> [Task to complete] Below are the records. Gather each line that holds "VTeamPlayers".

[Stored data]
• • •

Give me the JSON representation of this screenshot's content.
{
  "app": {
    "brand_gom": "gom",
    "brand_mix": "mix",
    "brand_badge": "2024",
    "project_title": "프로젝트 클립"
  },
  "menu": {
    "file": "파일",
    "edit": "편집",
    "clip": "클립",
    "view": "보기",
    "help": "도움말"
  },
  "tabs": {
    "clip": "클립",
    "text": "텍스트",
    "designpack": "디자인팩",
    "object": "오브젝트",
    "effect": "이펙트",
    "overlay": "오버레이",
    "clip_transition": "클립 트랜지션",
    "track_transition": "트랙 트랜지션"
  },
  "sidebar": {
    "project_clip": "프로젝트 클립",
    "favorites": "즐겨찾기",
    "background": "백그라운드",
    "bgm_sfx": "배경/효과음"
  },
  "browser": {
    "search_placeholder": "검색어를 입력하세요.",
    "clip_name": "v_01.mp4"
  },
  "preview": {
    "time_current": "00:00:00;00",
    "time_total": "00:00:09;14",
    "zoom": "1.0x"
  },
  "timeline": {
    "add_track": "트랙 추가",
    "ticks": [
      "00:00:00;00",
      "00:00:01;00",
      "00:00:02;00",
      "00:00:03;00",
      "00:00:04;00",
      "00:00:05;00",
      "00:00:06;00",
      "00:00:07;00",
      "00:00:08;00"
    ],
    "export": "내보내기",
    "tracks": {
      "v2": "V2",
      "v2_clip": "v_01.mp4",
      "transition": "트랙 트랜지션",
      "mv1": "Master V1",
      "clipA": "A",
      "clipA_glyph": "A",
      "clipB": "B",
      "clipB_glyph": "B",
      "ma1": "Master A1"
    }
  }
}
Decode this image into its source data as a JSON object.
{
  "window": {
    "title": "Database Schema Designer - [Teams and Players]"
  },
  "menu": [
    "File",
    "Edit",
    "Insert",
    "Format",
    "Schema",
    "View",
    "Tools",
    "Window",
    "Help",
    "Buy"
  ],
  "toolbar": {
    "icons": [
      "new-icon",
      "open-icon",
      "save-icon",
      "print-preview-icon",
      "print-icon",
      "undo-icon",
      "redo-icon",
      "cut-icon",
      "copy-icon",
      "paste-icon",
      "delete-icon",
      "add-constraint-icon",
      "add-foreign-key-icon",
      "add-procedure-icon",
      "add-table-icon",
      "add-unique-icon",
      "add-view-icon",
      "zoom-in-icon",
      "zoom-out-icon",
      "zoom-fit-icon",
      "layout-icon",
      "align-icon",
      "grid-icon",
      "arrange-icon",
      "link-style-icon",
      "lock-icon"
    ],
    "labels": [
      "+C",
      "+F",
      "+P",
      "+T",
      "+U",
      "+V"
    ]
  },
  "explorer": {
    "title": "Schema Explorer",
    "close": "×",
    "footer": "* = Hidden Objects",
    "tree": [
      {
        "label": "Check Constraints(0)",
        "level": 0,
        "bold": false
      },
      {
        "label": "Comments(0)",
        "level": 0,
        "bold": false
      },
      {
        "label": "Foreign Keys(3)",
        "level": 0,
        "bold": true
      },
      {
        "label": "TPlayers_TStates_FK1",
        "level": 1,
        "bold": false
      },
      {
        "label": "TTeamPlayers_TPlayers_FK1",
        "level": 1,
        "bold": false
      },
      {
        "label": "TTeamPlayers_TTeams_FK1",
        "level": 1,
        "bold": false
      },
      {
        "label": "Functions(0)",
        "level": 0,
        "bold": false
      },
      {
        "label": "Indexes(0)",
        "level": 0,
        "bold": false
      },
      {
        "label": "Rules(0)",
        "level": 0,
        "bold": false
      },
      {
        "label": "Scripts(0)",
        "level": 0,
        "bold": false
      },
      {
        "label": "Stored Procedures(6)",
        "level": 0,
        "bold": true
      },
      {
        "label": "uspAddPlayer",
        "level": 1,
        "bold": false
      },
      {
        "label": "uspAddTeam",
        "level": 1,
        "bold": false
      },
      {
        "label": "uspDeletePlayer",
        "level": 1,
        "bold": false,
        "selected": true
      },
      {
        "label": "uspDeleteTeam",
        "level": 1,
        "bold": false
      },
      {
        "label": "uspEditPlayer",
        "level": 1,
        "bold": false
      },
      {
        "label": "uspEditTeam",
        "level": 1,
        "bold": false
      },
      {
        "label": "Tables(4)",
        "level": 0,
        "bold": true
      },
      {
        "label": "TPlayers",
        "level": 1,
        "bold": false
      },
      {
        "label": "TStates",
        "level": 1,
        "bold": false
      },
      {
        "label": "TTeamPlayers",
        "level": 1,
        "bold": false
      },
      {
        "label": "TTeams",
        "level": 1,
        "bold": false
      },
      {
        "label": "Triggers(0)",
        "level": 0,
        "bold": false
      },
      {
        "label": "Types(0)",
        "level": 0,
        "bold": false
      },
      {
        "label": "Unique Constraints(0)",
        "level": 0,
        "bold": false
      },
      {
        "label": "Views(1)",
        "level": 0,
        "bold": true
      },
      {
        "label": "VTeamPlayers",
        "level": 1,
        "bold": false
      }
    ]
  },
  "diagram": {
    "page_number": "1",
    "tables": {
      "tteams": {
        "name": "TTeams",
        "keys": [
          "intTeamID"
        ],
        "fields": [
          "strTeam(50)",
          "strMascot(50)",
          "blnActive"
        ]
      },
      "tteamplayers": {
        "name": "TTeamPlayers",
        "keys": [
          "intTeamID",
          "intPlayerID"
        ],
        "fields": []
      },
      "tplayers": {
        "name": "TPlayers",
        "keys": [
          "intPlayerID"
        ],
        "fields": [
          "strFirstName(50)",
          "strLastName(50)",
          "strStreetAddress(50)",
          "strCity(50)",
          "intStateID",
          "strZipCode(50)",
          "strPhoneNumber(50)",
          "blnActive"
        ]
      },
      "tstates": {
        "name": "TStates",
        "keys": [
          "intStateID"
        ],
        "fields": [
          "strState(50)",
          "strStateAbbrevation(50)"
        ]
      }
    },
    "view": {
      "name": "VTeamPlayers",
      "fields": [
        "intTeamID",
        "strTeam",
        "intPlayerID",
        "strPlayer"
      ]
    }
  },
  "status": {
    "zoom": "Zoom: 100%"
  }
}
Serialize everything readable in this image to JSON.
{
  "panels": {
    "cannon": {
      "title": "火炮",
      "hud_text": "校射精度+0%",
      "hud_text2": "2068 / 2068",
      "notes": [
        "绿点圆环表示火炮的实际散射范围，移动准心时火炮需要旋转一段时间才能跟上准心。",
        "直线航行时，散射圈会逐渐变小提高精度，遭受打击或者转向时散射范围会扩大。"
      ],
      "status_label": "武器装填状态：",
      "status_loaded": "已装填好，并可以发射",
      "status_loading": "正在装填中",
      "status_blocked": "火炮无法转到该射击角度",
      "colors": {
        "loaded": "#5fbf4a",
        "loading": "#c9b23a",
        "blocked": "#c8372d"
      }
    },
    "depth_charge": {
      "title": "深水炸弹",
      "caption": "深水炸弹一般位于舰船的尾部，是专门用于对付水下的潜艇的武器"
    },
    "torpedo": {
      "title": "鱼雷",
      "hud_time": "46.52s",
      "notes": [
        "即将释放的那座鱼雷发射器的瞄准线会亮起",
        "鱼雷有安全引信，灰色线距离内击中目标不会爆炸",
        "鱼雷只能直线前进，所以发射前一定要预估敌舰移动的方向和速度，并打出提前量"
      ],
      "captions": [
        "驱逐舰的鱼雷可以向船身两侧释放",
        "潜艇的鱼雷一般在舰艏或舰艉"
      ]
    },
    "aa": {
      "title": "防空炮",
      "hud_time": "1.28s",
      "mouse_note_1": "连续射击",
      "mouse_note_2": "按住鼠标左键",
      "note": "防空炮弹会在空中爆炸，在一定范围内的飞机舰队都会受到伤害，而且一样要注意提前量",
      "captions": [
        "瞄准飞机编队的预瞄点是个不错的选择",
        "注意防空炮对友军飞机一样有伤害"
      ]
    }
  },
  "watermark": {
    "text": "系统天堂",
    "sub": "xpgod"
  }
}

• • •

> [Task result]
        "label": "VTeamPlayers",
      "name": "VTeamPlayers",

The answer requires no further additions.